◆ **Do this**
Write out all the material exactly. Leave nothing out.

◆ **Records shown**

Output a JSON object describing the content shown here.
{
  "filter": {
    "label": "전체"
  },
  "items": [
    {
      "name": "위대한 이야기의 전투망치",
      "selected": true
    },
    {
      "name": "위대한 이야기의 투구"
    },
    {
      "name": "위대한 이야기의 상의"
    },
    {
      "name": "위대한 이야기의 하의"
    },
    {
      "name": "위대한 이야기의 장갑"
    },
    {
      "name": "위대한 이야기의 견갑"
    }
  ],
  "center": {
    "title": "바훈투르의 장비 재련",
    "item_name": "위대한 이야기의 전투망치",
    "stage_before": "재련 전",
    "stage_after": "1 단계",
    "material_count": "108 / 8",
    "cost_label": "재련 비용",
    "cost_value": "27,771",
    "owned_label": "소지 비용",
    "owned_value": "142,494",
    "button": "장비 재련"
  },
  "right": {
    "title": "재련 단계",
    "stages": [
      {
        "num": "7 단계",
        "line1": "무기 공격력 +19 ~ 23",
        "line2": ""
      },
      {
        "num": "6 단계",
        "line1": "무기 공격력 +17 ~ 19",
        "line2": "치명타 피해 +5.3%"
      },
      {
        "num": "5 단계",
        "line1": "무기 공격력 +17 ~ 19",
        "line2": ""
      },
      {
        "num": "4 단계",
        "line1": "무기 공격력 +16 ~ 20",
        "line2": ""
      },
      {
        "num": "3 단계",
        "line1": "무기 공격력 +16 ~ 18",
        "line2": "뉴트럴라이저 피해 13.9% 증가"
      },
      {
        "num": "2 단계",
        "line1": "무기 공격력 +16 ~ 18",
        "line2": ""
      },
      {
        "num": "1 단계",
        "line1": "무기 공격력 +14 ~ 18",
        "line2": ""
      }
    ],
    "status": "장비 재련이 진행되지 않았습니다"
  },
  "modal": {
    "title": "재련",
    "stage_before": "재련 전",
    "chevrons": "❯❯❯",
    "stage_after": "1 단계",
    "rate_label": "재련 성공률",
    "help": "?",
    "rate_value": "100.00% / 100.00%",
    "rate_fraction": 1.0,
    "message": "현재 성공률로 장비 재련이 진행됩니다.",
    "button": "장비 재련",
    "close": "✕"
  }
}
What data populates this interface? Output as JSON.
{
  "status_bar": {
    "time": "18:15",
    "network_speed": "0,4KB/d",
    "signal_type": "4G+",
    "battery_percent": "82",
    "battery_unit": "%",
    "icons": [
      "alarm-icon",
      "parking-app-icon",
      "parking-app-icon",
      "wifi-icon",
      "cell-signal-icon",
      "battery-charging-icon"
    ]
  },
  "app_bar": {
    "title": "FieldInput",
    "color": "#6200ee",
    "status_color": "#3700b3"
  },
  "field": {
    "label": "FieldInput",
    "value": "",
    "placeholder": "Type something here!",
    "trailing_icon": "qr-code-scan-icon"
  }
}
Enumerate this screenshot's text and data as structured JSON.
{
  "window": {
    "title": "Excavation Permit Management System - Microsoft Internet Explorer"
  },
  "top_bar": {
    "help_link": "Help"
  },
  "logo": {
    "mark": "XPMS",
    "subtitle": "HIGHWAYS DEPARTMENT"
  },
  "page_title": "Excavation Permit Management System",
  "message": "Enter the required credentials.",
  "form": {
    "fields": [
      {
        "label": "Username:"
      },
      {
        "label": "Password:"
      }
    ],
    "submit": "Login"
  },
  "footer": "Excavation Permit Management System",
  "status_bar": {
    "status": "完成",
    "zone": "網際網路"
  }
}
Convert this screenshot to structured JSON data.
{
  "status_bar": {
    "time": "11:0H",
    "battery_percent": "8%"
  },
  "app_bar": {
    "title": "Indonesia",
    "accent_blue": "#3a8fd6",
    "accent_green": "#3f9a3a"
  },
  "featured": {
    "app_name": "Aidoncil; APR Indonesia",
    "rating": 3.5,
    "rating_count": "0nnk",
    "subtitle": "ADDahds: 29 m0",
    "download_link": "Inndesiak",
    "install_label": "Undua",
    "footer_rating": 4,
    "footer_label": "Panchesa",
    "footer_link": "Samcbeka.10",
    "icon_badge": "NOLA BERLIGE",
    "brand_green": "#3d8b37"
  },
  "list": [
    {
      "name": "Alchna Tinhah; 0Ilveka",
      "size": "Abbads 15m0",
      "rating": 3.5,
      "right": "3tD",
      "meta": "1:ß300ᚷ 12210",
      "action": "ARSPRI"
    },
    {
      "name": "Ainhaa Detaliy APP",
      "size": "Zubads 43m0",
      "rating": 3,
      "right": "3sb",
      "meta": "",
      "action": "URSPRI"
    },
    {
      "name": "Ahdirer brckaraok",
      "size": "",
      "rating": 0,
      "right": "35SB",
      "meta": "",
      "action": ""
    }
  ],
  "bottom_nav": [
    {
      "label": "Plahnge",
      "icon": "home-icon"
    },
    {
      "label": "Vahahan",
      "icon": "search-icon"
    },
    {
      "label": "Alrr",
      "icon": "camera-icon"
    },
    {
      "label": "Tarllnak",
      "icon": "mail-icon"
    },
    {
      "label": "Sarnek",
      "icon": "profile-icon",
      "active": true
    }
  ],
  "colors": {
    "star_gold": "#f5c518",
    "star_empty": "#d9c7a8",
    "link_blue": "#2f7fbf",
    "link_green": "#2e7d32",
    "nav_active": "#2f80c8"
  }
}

◆ **Answer to the exercise**
Output a JSON object describing the content shown here.
{
  "filter": {
    "label": "전체"
  },
  "items": [
    {
      "name": "위대한 이야기의 전투망치",
      "selected": true
    },
    {
      "name": "위대한 이야기의 투구"
    },
    {
      "name": "위대한 이야기의 상의"
    },
    {
      "name": "위대한 이야기의 하의"
    },
    {
      "name": "위대한 이야기의 장갑"
    },
    {
      "name": "위대한 이야기의 견갑"
    }
  ],
  "center": {
    "title": "바훈투르의 장비 재련",
    "item_name": "위대한 이야기의 전투망치",
    "stage_before": "재련 전",
    "stage_after": "1 단계",
    "material_count": "108 / 8",
    "cost_label": "재련 비용",
    "cost_value": "27,771",
    "owned_label": "소지 비용",
    "owned_value": "142,494",
    "button": "장비 재련"
  },
  "right": {
    "title": "재련 단계",
    "stages": [
      {
        "num": "7 단계",
        "line1": "무기 공격력 +19 ~ 23",
        "line2": ""
      },
      {
        "num": "6 단계",
        "line1": "무기 공격력 +17 ~ 19",
        "line2": "치명타 피해 +5.3%"
      },
      {
        "num": "5 단계",
        "line1": "무기 공격력 +17 ~ 19",
        "line2": ""
      },
      {
        "num": "4 단계",
        "line1": "무기 공격력 +16 ~ 20",
        "line2": ""
      },
      {
        "num": "3 단계",
        "line1": "무기 공격력 +16 ~ 18",
        "line2": "뉴트럴라이저 피해 13.9% 증가"
      },
      {
        "num": "2 단계",
        "line1": "무기 공격력 +16 ~ 18",
        "line2": ""
      },
      {
        "num": "1 단계",
        "line1": "무기 공격력 +14 ~ 18",
        "line2": ""
      }
    ],
    "status": "장비 재련이 진행되지 않았습니다"
  },
  "modal": {
    "title": "재련",
    "stage_before": "재련 전",
    "chevrons": "❯❯❯",
    "stage_after": "1 단계",
    "rate_label": "재련 성공률",
    "help": "?",
    "rate_value": "100.00% / 100.00%",
    "rate_fraction": 1.0,
    "message": "현재 성공률로 장비 재련이 진행됩니다.",
    "button": "장비 재련",
    "close": "✕"
  }
}
What data populates this interface? Output as JSON.
{
  "status_bar": {
    "time": "18:15",
    "network_speed": "0,4KB/d",
    "signal_type": "4G+",
    "battery_percent": "82",
    "battery_unit": "%",
    "icons": [
      "alarm-icon",
      "parking-app-icon",
      "parking-app-icon",
      "wifi-icon",
      "cell-signal-icon",
      "battery-charging-icon"
    ]
  },
  "app_bar": {
    "title": "FieldInput",
    "color": "#6200ee",
    "status_color": "#3700b3"
  },
  "field": {
    "label": "FieldInput",
    "value": "",
    "placeholder": "Type something here!",
    "trailing_icon": "qr-code-scan-icon"
  }
}
Enumerate this screenshot's text and data as structured JSON.
{
  "window": {
    "title": "Excavation Permit Management System - Microsoft Internet Explorer"
  },
  "top_bar": {
    "help_link": "Help"
  },
  "logo": {
    "mark": "XPMS",
    "subtitle": "HIGHWAYS DEPARTMENT"
  },
  "page_title": "Excavation Permit Management System",
  "message": "Enter the required credentials.",
  "form": {
    "fields": [
      {
        "label": "Username:"
      },
      {
        "label": "Password:"
      }
    ],
    "submit": "Login"
  },
  "footer": "Excavation Permit Management System",
  "status_bar": {
    "status": "完成",
    "zone": "網際網路"
  }
}
Convert this screenshot to structured JSON data.
{
  "status_bar": {
    "time": "11:0H",
    "battery_percent": "8%"
  },
  "app_bar": {
    "title": "Indonesia",
    "accent_blue": "#3a8fd6",
    "accent_green": "#3f9a3a"
  },
  "featured": {
    "app_name": "Aidoncil; APR Indonesia",
    "rating": 3.5,
    "rating_count": "0nnk",
    "subtitle": "ADDahds: 29 m0",
    "download_link": "Inndesiak",
    "install_label": "Undua",
    "footer_rating": 4,
    "footer_label": "Panchesa",
    "footer_link": "Samcbeka.10",
    "icon_badge": "NOLA BERLIGE",
    "brand_green": "#3d8b37"
  },
  "list": [
    {
      "name": "Alchna Tinhah; 0Ilveka",
      "size": "Abbads 15m0",
      "rating": 3.5,
      "right": "3tD",
      "meta": "1:ß300ᚷ 12210",
      "action": "ARSPRI"
    },
    {
      "name": "Ainhaa Detaliy APP",
      "size": "Zubads 43m0",
      "rating": 3,
      "right": "3sb",
      "meta": "",
      "action": "URSPRI"
    },
    {
      "name": "Ahdirer brckaraok",
      "size": "",
      "rating": 0,
      "right": "35SB",
      "meta": "",
      "action": ""
    }
  ],
  "bottom_nav": [
    {
      "label": "Plahnge",
      "icon": "home-icon"
    },
    {
      "label": "Vahahan",
      "icon": "search-icon"
    },
    {
      "label": "Alrr",
      "icon": "camera-icon"
    },
    {
      "label": "Tarllnak",
      "icon": "mail-icon"
    },
    {
      "label": "Sarnek",
      "icon": "profile-icon",
      "active": true
    }
  ],
  "colors": {
    "star_gold": "#f5c518",
    "star_empty": "#d9c7a8",
    "link_blue": "#2f7fbf",
    "link_green": "#2e7d32",
    "nav_active": "#2f80c8"
  }
}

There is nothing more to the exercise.